BEGIN Provided data
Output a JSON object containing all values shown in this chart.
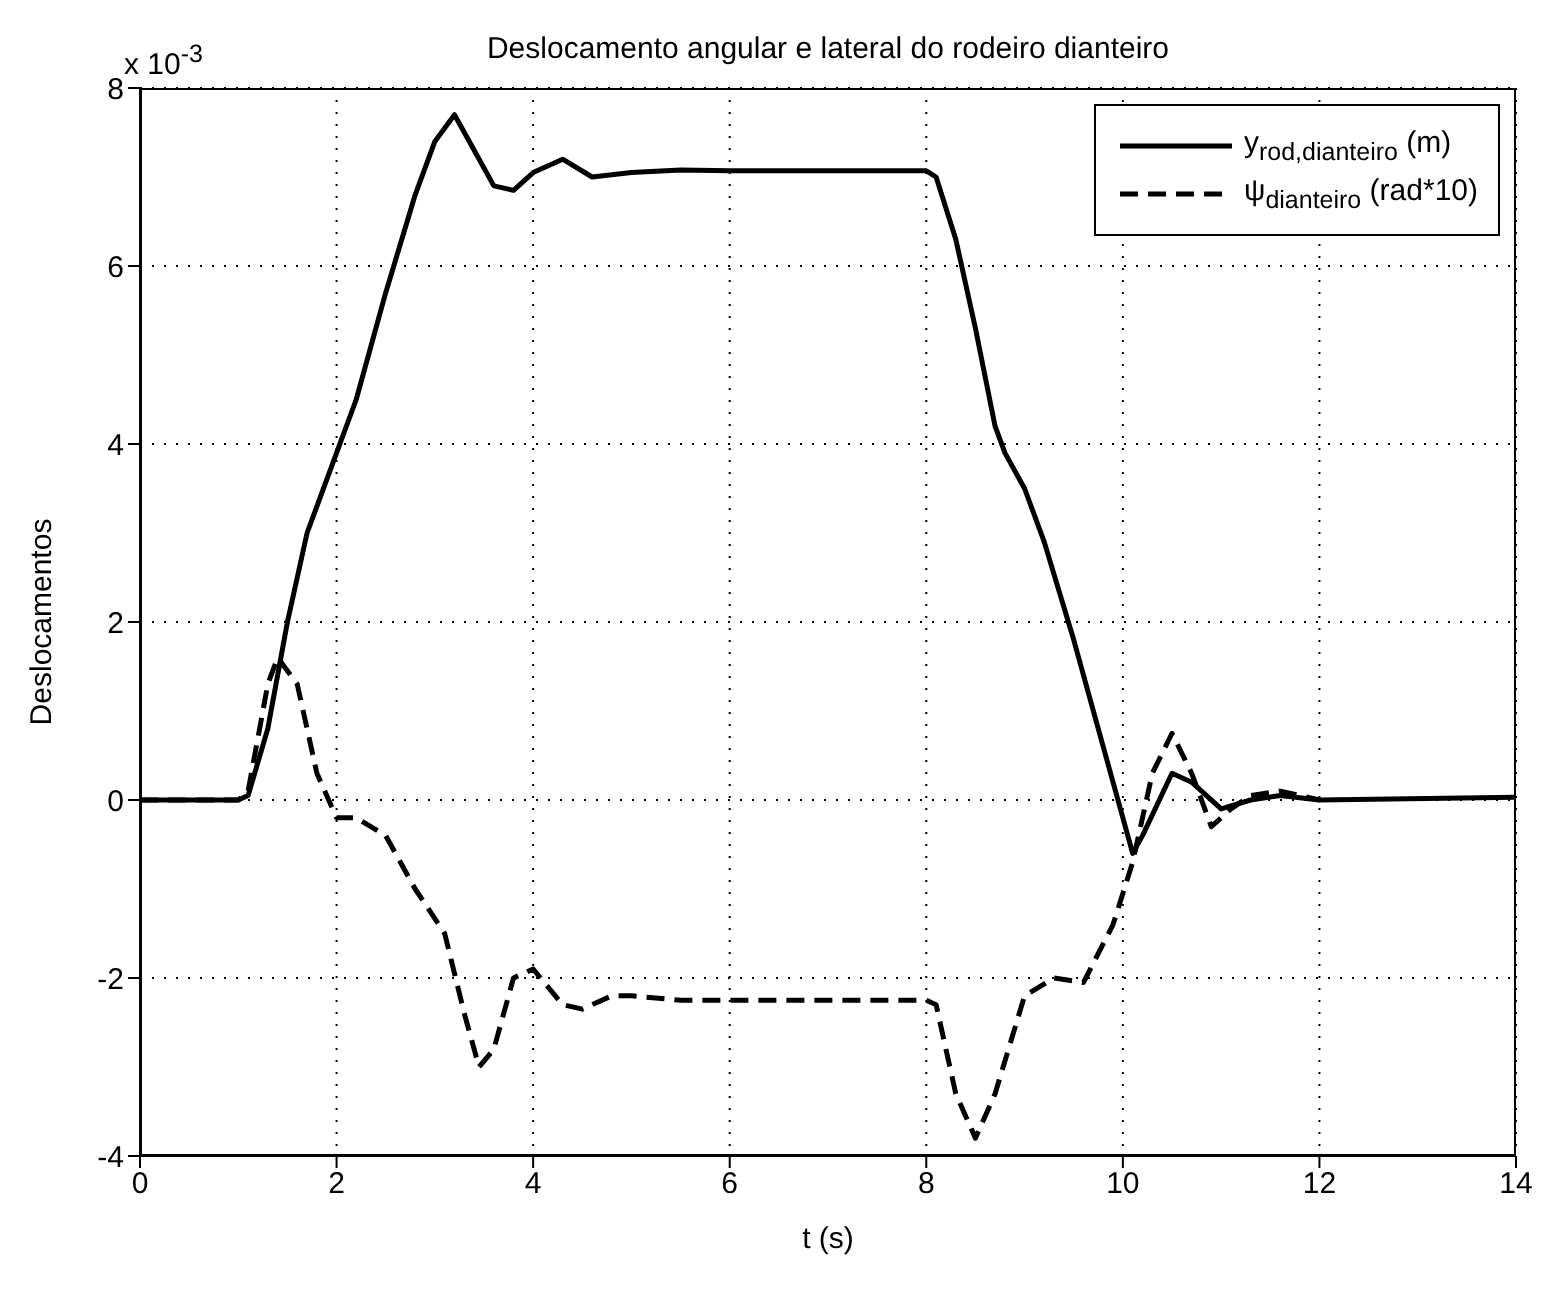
{
  "chart_data": {
    "type": "line",
    "title": "Deslocamento angular e lateral do rodeiro dianteiro",
    "xlabel": "t (s)",
    "ylabel": "Deslocamentos",
    "annotations": [
      "x 10$^{-3}$"
    ],
    "xlim": [
      0,
      14
    ],
    "xticks": [
      0,
      2,
      4,
      6,
      8,
      10,
      12,
      14
    ],
    "ylim": [
      -4,
      8
    ],
    "yticks": [
      -4,
      -2,
      0,
      2,
      4,
      6,
      8
    ],
    "grid": true,
    "legend": "top right",
    "marker": "none",
    "series": [
      {
        "name": "y$_{rod,dianteiro}$ (m)",
        "color": "#000000",
        "line_style": "solid",
        "x": [
          0,
          1,
          1.1,
          1.3,
          1.5,
          1.7,
          2,
          2.2,
          2.5,
          2.8,
          3.0,
          3.2,
          3.4,
          3.6,
          3.8,
          4.0,
          4.3,
          4.6,
          5,
          5.5,
          6,
          7,
          8,
          8.1,
          8.3,
          8.5,
          8.7,
          8.8,
          9,
          9.2,
          9.5,
          9.8,
          10.1,
          10.2,
          10.5,
          10.7,
          11,
          11.3,
          11.6,
          12,
          14
        ],
        "values": [
          0,
          0,
          0.05,
          0.8,
          2.0,
          3.0,
          3.9,
          4.5,
          5.7,
          6.8,
          7.4,
          7.7,
          7.3,
          6.9,
          6.85,
          7.05,
          7.2,
          7.0,
          7.05,
          7.08,
          7.07,
          7.07,
          7.07,
          7.0,
          6.3,
          5.3,
          4.2,
          3.9,
          3.5,
          2.9,
          1.8,
          0.6,
          -0.6,
          -0.4,
          0.3,
          0.2,
          -0.1,
          0,
          0.05,
          0,
          0.03
        ]
      },
      {
        "name": "ψ$_{dianteiro}$ (rad*10)",
        "color": "#000000",
        "line_style": "dashed",
        "x": [
          0,
          1,
          1.1,
          1.3,
          1.4,
          1.6,
          1.8,
          2,
          2.2,
          2.5,
          2.8,
          3.1,
          3.3,
          3.45,
          3.6,
          3.8,
          4.0,
          4.3,
          4.5,
          4.8,
          5,
          5.5,
          6,
          8,
          8.1,
          8.3,
          8.5,
          8.7,
          9,
          9.3,
          9.6,
          9.9,
          10.1,
          10.3,
          10.5,
          10.7,
          10.9,
          11.1,
          11.3,
          11.6,
          11.8,
          12
        ],
        "values": [
          0,
          0,
          0.1,
          1.3,
          1.6,
          1.3,
          0.3,
          -0.2,
          -0.2,
          -0.4,
          -1.0,
          -1.5,
          -2.4,
          -3.0,
          -2.8,
          -2.0,
          -1.9,
          -2.3,
          -2.35,
          -2.2,
          -2.2,
          -2.25,
          -2.25,
          -2.25,
          -2.3,
          -3.3,
          -3.8,
          -3.3,
          -2.2,
          -2.0,
          -2.05,
          -1.4,
          -0.7,
          0.3,
          0.75,
          0.3,
          -0.3,
          -0.1,
          0.05,
          0.1,
          0.05,
          0
        ]
      }
    ]
  }
}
END Provided data
* Work required: Without including the pictures, reproduce all entries exactly.

* Response for this exercise:
Output a JSON object containing all values shown in this chart.
{
  "chart_data": {
    "type": "line",
    "title": "Deslocamento angular e lateral do rodeiro dianteiro",
    "xlabel": "t (s)",
    "ylabel": "Deslocamentos",
    "annotations": [
      "x 10$^{-3}$"
    ],
    "xlim": [
      0,
      14
    ],
    "xticks": [
      0,
      2,
      4,
      6,
      8,
      10,
      12,
      14
    ],
    "ylim": [
      -4,
      8
    ],
    "yticks": [
      -4,
      -2,
      0,
      2,
      4,
      6,
      8
    ],
    "grid": true,
    "legend": "top right",
    "marker": "none",
    "series": [
      {
        "name": "y$_{rod,dianteiro}$ (m)",
        "color": "#000000",
        "line_style": "solid",
        "x": [
          0,
          1,
          1.1,
          1.3,
          1.5,
          1.7,
          2,
          2.2,
          2.5,
          2.8,
          3.0,
          3.2,
          3.4,
          3.6,
          3.8,
          4.0,
          4.3,
          4.6,
          5,
          5.5,
          6,
          7,
          8,
          8.1,
          8.3,
          8.5,
          8.7,
          8.8,
          9,
          9.2,
          9.5,
          9.8,
          10.1,
          10.2,
          10.5,
          10.7,
          11,
          11.3,
          11.6,
          12,
          14
        ],
        "values": [
          0,
          0,
          0.05,
          0.8,
          2.0,
          3.0,
          3.9,
          4.5,
          5.7,
          6.8,
          7.4,
          7.7,
          7.3,
          6.9,
          6.85,
          7.05,
          7.2,
          7.0,
          7.05,
          7.08,
          7.07,
          7.07,
          7.07,
          7.0,
          6.3,
          5.3,
          4.2,
          3.9,
          3.5,
          2.9,
          1.8,
          0.6,
          -0.6,
          -0.4,
          0.3,
          0.2,
          -0.1,
          0,
          0.05,
          0,
          0.03
        ]
      },
      {
        "name": "ψ$_{dianteiro}$ (rad*10)",
        "color": "#000000",
        "line_style": "dashed",
        "x": [
          0,
          1,
          1.1,
          1.3,
          1.4,
          1.6,
          1.8,
          2,
          2.2,
          2.5,
          2.8,
          3.1,
          3.3,
          3.45,
          3.6,
          3.8,
          4.0,
          4.3,
          4.5,
          4.8,
          5,
          5.5,
          6,
          8,
          8.1,
          8.3,
          8.5,
          8.7,
          9,
          9.3,
          9.6,
          9.9,
          10.1,
          10.3,
          10.5,
          10.7,
          10.9,
          11.1,
          11.3,
          11.6,
          11.8,
          12
        ],
        "values": [
          0,
          0,
          0.1,
          1.3,
          1.6,
          1.3,
          0.3,
          -0.2,
          -0.2,
          -0.4,
          -1.0,
          -1.5,
          -2.4,
          -3.0,
          -2.8,
          -2.0,
          -1.9,
          -2.3,
          -2.35,
          -2.2,
          -2.2,
          -2.25,
          -2.25,
          -2.25,
          -2.3,
          -3.3,
          -3.8,
          -3.3,
          -2.2,
          -2.0,
          -2.05,
          -1.4,
          -0.7,
          0.3,
          0.75,
          0.3,
          -0.3,
          -0.1,
          0.05,
          0.1,
          0.05,
          0
        ]
      }
    ]
  }
}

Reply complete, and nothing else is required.